Stated exercise: Output the data that follows exactly, line for line.

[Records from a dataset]
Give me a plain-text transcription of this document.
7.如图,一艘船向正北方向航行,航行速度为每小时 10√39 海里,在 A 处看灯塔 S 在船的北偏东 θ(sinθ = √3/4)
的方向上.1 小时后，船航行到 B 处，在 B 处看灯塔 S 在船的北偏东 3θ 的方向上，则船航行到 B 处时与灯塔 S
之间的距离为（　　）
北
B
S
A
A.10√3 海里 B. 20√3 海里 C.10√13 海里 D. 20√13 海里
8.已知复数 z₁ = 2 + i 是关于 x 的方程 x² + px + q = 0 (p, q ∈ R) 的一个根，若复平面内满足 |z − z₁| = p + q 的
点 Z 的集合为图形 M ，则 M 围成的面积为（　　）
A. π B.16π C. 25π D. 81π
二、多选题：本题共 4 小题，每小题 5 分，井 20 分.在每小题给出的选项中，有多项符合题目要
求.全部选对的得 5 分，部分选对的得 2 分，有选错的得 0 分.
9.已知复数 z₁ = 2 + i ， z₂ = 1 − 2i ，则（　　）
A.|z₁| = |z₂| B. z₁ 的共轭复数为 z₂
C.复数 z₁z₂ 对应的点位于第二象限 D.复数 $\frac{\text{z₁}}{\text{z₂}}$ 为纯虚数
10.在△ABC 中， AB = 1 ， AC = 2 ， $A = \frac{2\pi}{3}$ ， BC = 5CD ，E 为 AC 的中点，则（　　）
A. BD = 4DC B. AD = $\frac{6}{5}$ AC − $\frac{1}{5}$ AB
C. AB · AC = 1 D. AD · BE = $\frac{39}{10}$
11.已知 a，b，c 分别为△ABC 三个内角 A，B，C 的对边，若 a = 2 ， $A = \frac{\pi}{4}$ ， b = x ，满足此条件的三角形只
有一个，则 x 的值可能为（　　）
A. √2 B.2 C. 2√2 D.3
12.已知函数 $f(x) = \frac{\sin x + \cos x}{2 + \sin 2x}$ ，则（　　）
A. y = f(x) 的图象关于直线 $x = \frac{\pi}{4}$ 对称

In response:
Give me a plain-text transcription of this document.
7.如图,一艘船向正北方向航行,航行速度为每小时 10√39 海里,在 A 处看灯塔 S 在船的北偏东 θ(sinθ = √3/4)
的方向上.1 小时后，船航行到 B 处，在 B 处看灯塔 S 在船的北偏东 3θ 的方向上，则船航行到 B 处时与灯塔 S
之间的距离为（　　）
北
B
S
A
A.10√3 海里 B. 20√3 海里 C.10√13 海里 D. 20√13 海里
8.已知复数 z₁ = 2 + i 是关于 x 的方程 x² + px + q = 0 (p, q ∈ R) 的一个根，若复平面内满足 |z − z₁| = p + q 的
点 Z 的集合为图形 M ，则 M 围成的面积为（　　）
A. π B.16π C. 25π D. 81π
二、多选题：本题共 4 小题，每小题 5 分，井 20 分.在每小题给出的选项中，有多项符合题目要
求.全部选对的得 5 分，部分选对的得 2 分，有选错的得 0 分.
9.已知复数 z₁ = 2 + i ， z₂ = 1 − 2i ，则（　　）
A.|z₁| = |z₂| B. z₁ 的共轭复数为 z₂
C.复数 z₁z₂ 对应的点位于第二象限 D.复数 $\frac{\text{z₁}}{\text{z₂}}$ 为纯虚数
10.在△ABC 中， AB = 1 ， AC = 2 ， $A = \frac{2\pi}{3}$ ， BC = 5CD ，E 为 AC 的中点，则（　　）
A. BD = 4DC B. AD = $\frac{6}{5}$ AC − $\frac{1}{5}$ AB
C. AB · AC = 1 D. AD · BE = $\frac{39}{10}$
11.已知 a，b，c 分别为△ABC 三个内角 A，B，C 的对边，若 a = 2 ， $A = \frac{\pi}{4}$ ， b = x ，满足此条件的三角形只
有一个，则 x 的值可能为（　　）
A. √2 B.2 C. 2√2 D.3
12.已知函数 $f(x) = \frac{\sin x + \cos x}{2 + \sin 2x}$ ，则（　　）
A. y = f(x) 的图象关于直线 $x = \frac{\pi}{4}$ 对称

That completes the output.